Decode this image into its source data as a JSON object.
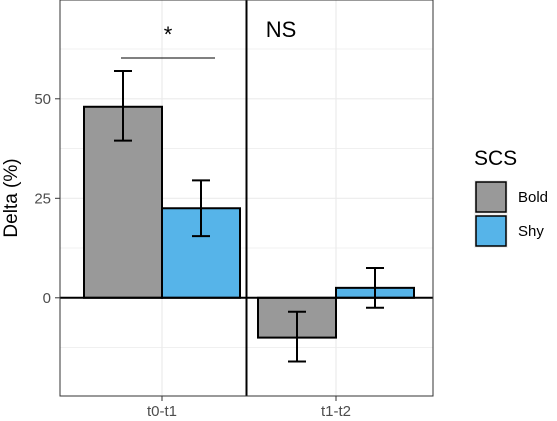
{
  "chart_data": {
    "type": "bar",
    "categories": [
      "t0-t1",
      "t1-t2"
    ],
    "ylabel": "Delta (%)",
    "xlabel": "",
    "ylim": [
      -25,
      66
    ],
    "yticks": [
      0,
      25,
      50
    ],
    "grid": true,
    "legend": {
      "title": "SCS",
      "position": "right"
    },
    "series": [
      {
        "name": "Bold",
        "color": "#999999",
        "values": [
          48,
          -10
        ],
        "error": [
          [
            39.5,
            57
          ],
          [
            -16,
            -3.5
          ]
        ]
      },
      {
        "name": "Shy",
        "color": "#56b4e9",
        "values": [
          22.5,
          2.5
        ],
        "error": [
          [
            15.5,
            29.5
          ],
          [
            -2.5,
            7.5
          ]
        ]
      }
    ],
    "annotations": [
      {
        "text": "*",
        "category": "t0-t1"
      },
      {
        "text": "NS",
        "category": "t1-t2"
      }
    ]
  }
}
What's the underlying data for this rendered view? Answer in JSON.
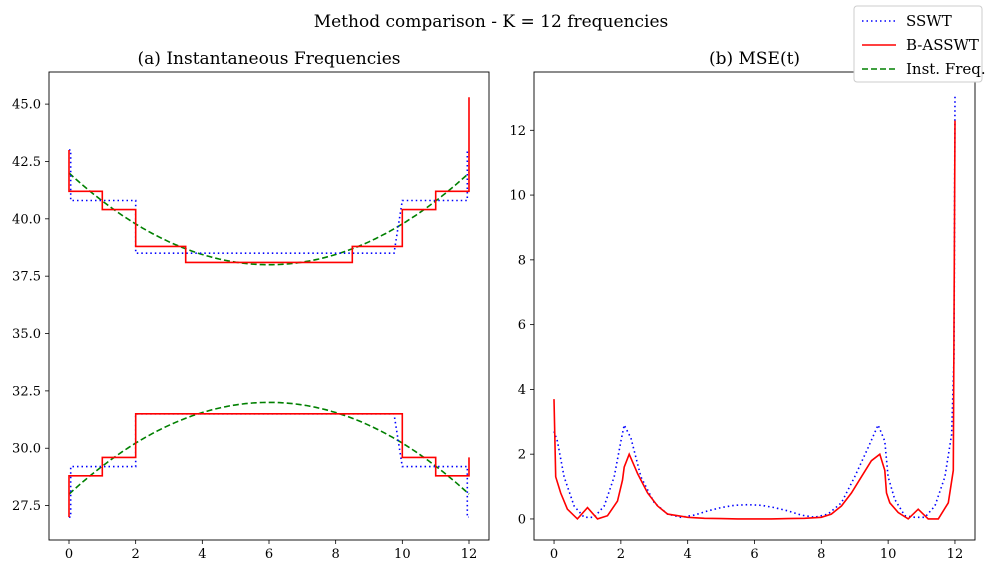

**Stated exercise**
In the records above, collect each line with "JSON".

**Written reply**
Decode this image into its source data as a JSON object.
What's the underlying data for this rendered view? Answer in JSON.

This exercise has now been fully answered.